__EXERCISE INSTRUCTIONS__
List each line of the data that holds the string "title".

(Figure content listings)
• • • •

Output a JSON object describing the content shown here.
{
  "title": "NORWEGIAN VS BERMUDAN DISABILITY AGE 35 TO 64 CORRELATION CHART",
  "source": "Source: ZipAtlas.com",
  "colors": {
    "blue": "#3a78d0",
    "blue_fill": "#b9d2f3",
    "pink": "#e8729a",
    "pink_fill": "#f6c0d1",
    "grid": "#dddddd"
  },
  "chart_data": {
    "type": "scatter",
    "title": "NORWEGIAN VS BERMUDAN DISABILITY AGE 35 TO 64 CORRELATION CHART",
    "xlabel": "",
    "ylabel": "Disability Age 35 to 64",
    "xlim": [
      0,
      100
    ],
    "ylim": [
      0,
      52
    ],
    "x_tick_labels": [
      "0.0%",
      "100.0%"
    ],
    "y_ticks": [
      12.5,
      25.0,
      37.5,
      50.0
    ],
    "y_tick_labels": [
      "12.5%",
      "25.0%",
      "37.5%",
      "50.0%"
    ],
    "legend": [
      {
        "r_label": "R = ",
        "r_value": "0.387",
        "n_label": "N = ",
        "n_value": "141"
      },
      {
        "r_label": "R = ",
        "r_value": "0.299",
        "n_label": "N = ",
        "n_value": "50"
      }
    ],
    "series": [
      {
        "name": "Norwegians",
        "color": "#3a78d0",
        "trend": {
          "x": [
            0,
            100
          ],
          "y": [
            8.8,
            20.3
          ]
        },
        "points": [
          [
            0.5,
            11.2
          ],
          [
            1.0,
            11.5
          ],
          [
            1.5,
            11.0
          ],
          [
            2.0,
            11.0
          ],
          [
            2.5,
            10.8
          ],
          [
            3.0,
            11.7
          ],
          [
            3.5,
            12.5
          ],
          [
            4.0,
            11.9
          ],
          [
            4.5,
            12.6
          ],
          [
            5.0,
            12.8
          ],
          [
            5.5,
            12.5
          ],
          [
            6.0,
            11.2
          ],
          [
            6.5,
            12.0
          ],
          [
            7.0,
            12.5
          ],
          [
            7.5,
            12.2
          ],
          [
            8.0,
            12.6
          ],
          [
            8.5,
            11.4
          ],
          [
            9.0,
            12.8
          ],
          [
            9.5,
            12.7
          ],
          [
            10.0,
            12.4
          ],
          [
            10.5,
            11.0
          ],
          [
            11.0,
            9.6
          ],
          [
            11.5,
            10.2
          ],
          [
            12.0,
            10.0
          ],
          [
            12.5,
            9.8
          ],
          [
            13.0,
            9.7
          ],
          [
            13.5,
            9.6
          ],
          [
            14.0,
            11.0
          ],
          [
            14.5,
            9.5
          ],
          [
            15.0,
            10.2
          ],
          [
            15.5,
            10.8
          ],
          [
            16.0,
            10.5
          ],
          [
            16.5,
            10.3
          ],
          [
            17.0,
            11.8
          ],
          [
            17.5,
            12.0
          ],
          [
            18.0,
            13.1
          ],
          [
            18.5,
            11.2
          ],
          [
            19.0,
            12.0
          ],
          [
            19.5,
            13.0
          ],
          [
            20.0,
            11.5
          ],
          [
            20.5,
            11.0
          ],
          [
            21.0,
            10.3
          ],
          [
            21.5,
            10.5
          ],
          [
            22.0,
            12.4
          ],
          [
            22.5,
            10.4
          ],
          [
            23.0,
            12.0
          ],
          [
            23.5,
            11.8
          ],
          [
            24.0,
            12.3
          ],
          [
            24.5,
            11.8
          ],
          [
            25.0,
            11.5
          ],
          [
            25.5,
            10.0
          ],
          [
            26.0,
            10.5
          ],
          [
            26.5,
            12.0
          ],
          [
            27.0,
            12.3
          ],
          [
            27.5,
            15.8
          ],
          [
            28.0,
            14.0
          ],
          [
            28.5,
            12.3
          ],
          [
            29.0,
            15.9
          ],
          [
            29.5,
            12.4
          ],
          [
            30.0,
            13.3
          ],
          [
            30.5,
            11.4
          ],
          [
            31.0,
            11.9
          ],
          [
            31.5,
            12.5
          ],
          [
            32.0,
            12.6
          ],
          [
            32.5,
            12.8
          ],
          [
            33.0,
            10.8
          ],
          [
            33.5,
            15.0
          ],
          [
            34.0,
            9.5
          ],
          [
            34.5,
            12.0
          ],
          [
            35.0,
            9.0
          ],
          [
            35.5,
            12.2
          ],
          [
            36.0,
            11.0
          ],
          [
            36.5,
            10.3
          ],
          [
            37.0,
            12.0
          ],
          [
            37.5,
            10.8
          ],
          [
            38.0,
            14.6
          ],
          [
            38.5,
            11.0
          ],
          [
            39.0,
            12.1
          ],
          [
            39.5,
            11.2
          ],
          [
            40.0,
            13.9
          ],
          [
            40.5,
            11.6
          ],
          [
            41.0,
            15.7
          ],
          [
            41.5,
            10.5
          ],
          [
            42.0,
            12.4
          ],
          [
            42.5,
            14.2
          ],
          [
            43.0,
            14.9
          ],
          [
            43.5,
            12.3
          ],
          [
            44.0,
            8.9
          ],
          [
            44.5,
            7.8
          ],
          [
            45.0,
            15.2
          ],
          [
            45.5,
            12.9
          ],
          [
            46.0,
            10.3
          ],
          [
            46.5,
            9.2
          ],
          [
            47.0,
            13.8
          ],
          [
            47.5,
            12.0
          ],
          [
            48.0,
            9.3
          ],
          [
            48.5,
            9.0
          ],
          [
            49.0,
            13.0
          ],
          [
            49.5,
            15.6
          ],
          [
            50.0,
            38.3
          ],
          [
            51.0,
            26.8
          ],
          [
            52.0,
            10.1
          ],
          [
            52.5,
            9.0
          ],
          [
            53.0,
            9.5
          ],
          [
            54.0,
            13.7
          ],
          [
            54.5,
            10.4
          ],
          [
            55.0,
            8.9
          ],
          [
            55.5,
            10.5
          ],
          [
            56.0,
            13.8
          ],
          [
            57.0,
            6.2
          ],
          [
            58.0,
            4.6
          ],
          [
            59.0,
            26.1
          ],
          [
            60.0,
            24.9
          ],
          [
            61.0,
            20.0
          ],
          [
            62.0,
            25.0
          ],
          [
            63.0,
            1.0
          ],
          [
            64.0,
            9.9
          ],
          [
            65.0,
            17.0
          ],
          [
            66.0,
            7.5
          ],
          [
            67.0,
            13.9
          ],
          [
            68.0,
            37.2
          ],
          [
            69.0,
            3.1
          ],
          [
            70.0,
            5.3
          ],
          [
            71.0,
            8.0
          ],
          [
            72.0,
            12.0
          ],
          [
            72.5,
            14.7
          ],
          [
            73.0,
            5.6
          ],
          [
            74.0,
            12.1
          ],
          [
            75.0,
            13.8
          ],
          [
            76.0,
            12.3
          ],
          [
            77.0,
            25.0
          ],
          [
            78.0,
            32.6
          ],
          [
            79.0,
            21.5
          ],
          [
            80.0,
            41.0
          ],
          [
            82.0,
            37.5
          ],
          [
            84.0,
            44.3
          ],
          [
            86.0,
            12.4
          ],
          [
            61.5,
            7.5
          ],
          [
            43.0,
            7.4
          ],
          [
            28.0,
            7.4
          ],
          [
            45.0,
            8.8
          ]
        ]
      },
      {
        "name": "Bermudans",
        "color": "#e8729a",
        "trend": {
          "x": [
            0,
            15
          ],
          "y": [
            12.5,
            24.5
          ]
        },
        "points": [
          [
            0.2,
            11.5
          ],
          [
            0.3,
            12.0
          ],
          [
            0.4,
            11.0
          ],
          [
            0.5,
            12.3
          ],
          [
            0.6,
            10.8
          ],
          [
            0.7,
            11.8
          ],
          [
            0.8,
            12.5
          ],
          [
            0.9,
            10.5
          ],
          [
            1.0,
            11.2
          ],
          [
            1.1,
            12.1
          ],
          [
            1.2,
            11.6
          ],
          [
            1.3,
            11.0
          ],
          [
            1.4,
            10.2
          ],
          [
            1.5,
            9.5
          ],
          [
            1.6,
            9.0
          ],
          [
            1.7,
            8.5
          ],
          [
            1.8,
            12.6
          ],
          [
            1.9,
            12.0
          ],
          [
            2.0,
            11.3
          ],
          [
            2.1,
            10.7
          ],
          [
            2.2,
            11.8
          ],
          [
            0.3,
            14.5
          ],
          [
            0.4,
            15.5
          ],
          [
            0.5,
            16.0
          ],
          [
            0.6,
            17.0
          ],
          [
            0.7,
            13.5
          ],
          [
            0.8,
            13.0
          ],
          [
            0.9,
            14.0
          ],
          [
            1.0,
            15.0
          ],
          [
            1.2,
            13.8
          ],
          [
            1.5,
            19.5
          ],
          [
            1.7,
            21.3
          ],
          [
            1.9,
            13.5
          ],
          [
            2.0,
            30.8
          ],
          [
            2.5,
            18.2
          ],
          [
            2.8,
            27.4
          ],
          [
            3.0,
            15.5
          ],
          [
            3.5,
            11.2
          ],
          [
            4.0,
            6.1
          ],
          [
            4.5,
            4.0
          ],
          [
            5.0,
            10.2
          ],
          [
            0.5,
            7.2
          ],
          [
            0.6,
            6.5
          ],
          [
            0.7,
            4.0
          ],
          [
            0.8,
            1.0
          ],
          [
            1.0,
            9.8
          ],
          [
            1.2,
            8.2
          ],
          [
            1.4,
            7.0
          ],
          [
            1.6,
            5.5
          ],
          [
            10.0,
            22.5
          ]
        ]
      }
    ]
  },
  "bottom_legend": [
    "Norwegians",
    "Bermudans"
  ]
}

• • • •

__FULL ANSWER__
  "title": "NORWEGIAN VS BERMUDAN DISABILITY AGE 35 TO 64 CORRELATION CHART",
    "title": "NORWEGIAN VS BERMUDAN DISABILITY AGE 35 TO 64 CORRELATION CHART",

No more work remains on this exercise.